AIM OF THE EXERCISE: Search the listing below for the string "screenshot" and show each line that contains it.

Start of MATERIAL FOR THE TASK

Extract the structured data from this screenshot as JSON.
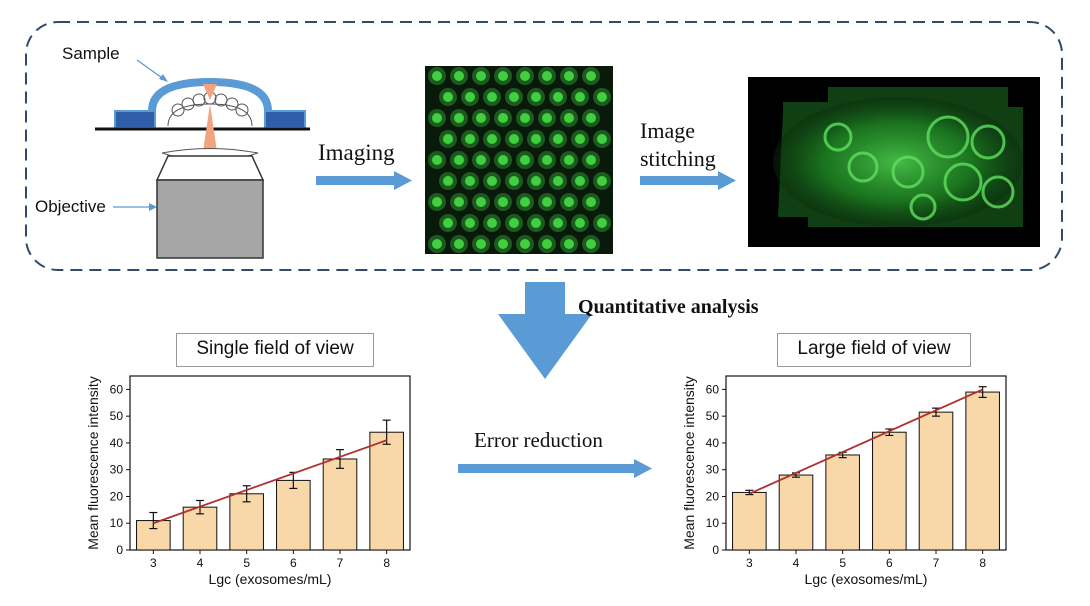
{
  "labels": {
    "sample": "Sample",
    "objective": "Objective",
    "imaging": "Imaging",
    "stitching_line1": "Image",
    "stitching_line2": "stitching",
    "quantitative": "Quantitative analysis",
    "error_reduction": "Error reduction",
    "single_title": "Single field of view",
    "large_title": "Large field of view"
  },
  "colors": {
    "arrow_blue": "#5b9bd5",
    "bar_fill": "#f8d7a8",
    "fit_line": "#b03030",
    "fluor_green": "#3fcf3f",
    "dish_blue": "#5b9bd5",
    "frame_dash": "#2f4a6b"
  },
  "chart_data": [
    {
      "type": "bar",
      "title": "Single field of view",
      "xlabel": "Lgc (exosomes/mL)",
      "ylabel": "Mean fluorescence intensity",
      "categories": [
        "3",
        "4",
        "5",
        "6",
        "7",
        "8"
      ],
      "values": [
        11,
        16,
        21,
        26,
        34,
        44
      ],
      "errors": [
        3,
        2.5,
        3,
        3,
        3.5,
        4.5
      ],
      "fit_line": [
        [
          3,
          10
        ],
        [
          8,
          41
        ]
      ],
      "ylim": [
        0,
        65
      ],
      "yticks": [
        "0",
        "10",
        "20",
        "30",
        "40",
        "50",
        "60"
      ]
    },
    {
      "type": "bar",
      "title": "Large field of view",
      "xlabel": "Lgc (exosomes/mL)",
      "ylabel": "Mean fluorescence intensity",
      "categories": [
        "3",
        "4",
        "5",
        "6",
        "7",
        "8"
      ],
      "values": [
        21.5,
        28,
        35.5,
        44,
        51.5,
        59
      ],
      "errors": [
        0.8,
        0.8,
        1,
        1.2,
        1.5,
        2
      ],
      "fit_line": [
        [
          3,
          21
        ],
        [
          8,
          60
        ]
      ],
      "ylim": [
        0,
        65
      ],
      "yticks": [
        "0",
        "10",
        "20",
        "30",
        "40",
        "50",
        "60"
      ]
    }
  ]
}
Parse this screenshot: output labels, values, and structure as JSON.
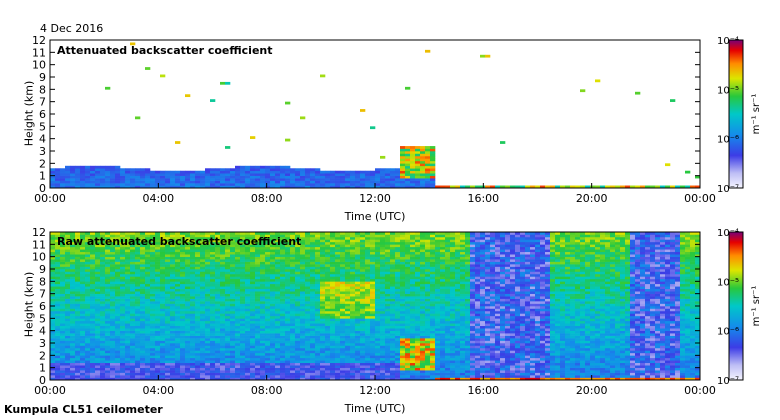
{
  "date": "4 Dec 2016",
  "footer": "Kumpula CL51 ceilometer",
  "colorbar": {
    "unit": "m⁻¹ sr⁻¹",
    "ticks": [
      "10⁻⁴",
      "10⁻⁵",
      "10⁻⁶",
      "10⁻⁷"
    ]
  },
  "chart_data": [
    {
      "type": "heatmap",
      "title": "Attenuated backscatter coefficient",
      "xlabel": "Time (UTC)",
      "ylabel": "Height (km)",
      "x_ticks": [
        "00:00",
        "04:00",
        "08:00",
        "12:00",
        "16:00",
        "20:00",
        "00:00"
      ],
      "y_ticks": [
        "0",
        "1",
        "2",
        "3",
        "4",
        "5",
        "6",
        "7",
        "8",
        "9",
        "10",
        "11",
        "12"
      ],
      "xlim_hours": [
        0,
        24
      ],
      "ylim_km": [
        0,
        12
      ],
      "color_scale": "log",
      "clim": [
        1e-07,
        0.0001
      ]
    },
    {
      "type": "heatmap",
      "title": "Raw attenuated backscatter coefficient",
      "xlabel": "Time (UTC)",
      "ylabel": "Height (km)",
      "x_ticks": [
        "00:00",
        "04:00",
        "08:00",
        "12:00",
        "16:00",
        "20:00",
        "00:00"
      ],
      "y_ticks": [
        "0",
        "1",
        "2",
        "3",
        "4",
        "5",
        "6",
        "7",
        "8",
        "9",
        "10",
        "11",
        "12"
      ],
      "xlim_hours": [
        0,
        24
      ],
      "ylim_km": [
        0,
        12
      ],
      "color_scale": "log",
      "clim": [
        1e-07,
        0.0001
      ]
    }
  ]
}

End of MATERIAL FOR THE TASK

TASK RESPONSE:
Extract the structured data from this screenshot as JSON.
Parse this screenshot: output labels, values, and structure as JSON.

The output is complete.